━━━━━ INFORMATION GIVEN

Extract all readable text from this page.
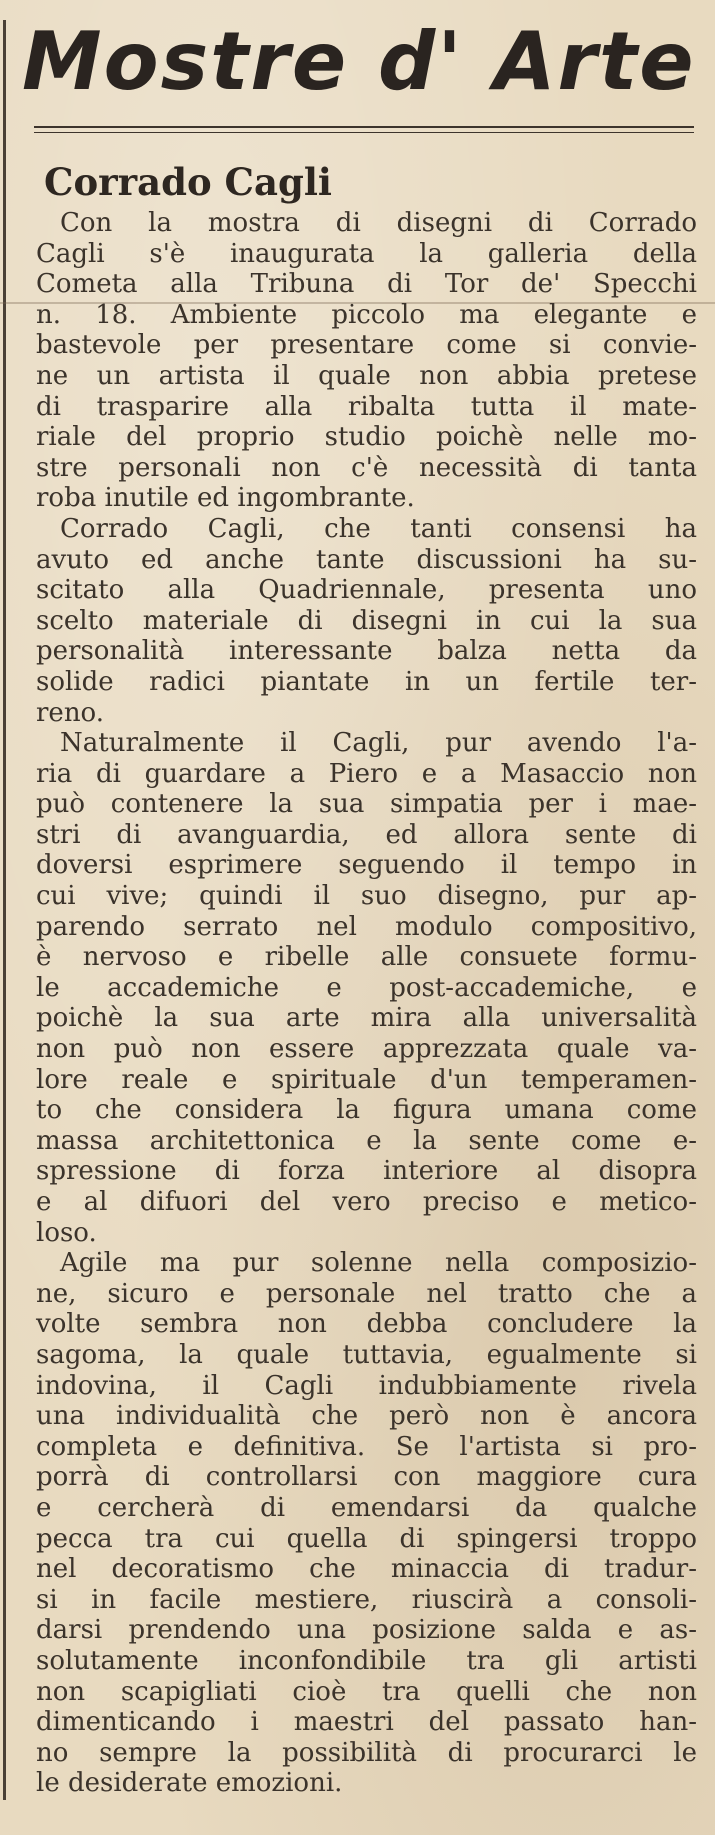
Mostre d' Arte
Corrado Cagli

Con la mostra di disegni di Corrado
Cagli s'è inaugurata la galleria della
Cometa alla Tribuna di Tor de' Specchi
n. 18. Ambiente piccolo ma elegante e
bastevole per presentare come si convie-
ne un artista il quale non abbia pretese
di trasparire alla ribalta tutta il mate-
riale del proprio studio poichè nelle mo-
stre personali non c'è necessità di tanta
roba inutile ed ingombrante.

Corrado Cagli, che tanti consensi ha
avuto ed anche tante discussioni ha su-
scitato alla Quadriennale, presenta uno
scelto materiale di disegni in cui la sua
personalità interessante balza netta da
solide radici piantate in un fertile ter-
reno.

Naturalmente il Cagli, pur avendo l'a-
ria di guardare a Piero e a Masaccio non
può contenere la sua simpatia per i mae-
stri di avanguardia, ed allora sente di
doversi esprimere seguendo il tempo in
cui vive; quindi il suo disegno, pur ap-
parendo serrato nel modulo compositivo,
è nervoso e ribelle alle consuete formu-
le accademiche e post-accademiche, e
poichè la sua arte mira alla universalità
non può non essere apprezzata quale va-
lore reale e spirituale d'un temperamen-
to che considera la figura umana come
massa architettonica e la sente come e-
spressione di forza interiore al disopra
e al difuori del vero preciso e metico-
loso.

Agile ma pur solenne nella composizio-
ne, sicuro e personale nel tratto che a
volte sembra non debba concludere la
sagoma, la quale tuttavia, egualmente si
indovina, il Cagli indubbiamente rivela
una individualità che però non è ancora
completa e definitiva. Se l'artista si pro-
porrà di controllarsi con maggiore cura
e cercherà di emendarsi da qualche
pecca tra cui quella di spingersi troppo
nel decoratismo che minaccia di tradur-
si in facile mestiere, riuscirà a consoli-
darsi prendendo una posizione salda e as-
solutamente inconfondibile tra gli artisti
non scapigliati cioè tra quelli che non
dimenticando i maestri del passato han-
no sempre la possibilità di procurarci le
le desiderate emozioni.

━━━━━━━━━━

▶ **WHAT YOU HAVE TO DO**
Your task is to pick out every line with the string "quale" and copy it.

▶ **EXERCISE ANSWER**
ne un artista il quale non abbia pretese
non può non essere apprezzata quale va-
sagoma, la quale tuttavia, egualmente si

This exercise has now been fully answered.